### Short exercise
Output the records exactly. Include every line.
## start Data supplied
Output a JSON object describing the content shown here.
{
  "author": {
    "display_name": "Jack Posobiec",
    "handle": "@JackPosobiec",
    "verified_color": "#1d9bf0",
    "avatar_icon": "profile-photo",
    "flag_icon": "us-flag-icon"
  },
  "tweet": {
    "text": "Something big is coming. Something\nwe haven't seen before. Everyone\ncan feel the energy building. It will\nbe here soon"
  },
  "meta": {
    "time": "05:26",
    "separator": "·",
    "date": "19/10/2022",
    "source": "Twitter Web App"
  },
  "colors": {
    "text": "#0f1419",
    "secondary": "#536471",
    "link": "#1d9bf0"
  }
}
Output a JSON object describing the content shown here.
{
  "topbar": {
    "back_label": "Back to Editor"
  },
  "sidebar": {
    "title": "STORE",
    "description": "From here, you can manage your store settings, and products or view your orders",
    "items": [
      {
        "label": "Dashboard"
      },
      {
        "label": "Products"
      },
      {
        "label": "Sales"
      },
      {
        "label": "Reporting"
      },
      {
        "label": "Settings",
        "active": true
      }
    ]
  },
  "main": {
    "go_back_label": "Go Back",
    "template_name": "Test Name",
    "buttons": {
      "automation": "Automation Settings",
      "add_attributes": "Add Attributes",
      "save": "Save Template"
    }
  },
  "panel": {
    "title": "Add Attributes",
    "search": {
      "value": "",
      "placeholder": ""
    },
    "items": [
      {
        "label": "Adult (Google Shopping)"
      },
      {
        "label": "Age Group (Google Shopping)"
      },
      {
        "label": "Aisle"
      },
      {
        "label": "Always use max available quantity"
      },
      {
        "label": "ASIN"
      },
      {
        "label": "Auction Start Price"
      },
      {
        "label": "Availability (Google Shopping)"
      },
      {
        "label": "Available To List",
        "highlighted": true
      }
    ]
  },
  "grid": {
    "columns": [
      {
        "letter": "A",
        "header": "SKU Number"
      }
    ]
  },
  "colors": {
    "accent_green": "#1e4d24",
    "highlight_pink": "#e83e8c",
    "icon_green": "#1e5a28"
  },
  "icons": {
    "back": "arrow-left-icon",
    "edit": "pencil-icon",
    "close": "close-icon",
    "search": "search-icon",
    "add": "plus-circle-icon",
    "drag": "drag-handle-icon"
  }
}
## end Data supplied
### Complete output
Output a JSON object describing the content shown here.
{
  "author": {
    "display_name": "Jack Posobiec",
    "handle": "@JackPosobiec",
    "verified_color": "#1d9bf0",
    "avatar_icon": "profile-photo",
    "flag_icon": "us-flag-icon"
  },
  "tweet": {
    "text": "Something big is coming. Something\nwe haven't seen before. Everyone\ncan feel the energy building. It will\nbe here soon"
  },
  "meta": {
    "time": "05:26",
    "separator": "·",
    "date": "19/10/2022",
    "source": "Twitter Web App"
  },
  "colors": {
    "text": "#0f1419",
    "secondary": "#536471",
    "link": "#1d9bf0"
  }
}
Output a JSON object describing the content shown here.
{
  "topbar": {
    "back_label": "Back to Editor"
  },
  "sidebar": {
    "title": "STORE",
    "description": "From here, you can manage your store settings, and products or view your orders",
    "items": [
      {
        "label": "Dashboard"
      },
      {
        "label": "Products"
      },
      {
        "label": "Sales"
      },
      {
        "label": "Reporting"
      },
      {
        "label": "Settings",
        "active": true
      }
    ]
  },
  "main": {
    "go_back_label": "Go Back",
    "template_name": "Test Name",
    "buttons": {
      "automation": "Automation Settings",
      "add_attributes": "Add Attributes",
      "save": "Save Template"
    }
  },
  "panel": {
    "title": "Add Attributes",
    "search": {
      "value": "",
      "placeholder": ""
    },
    "items": [
      {
        "label": "Adult (Google Shopping)"
      },
      {
        "label": "Age Group (Google Shopping)"
      },
      {
        "label": "Aisle"
      },
      {
        "label": "Always use max available quantity"
      },
      {
        "label": "ASIN"
      },
      {
        "label": "Auction Start Price"
      },
      {
        "label": "Availability (Google Shopping)"
      },
      {
        "label": "Available To List",
        "highlighted": true
      }
    ]
  },
  "grid": {
    "columns": [
      {
        "letter": "A",
        "header": "SKU Number"
      }
    ]
  },
  "colors": {
    "accent_green": "#1e4d24",
    "highlight_pink": "#e83e8c",
    "icon_green": "#1e5a28"
  },
  "icons": {
    "back": "arrow-left-icon",
    "edit": "pencil-icon",
    "close": "close-icon",
    "search": "search-icon",
    "add": "plus-circle-icon",
    "drag": "drag-handle-icon"
  }
}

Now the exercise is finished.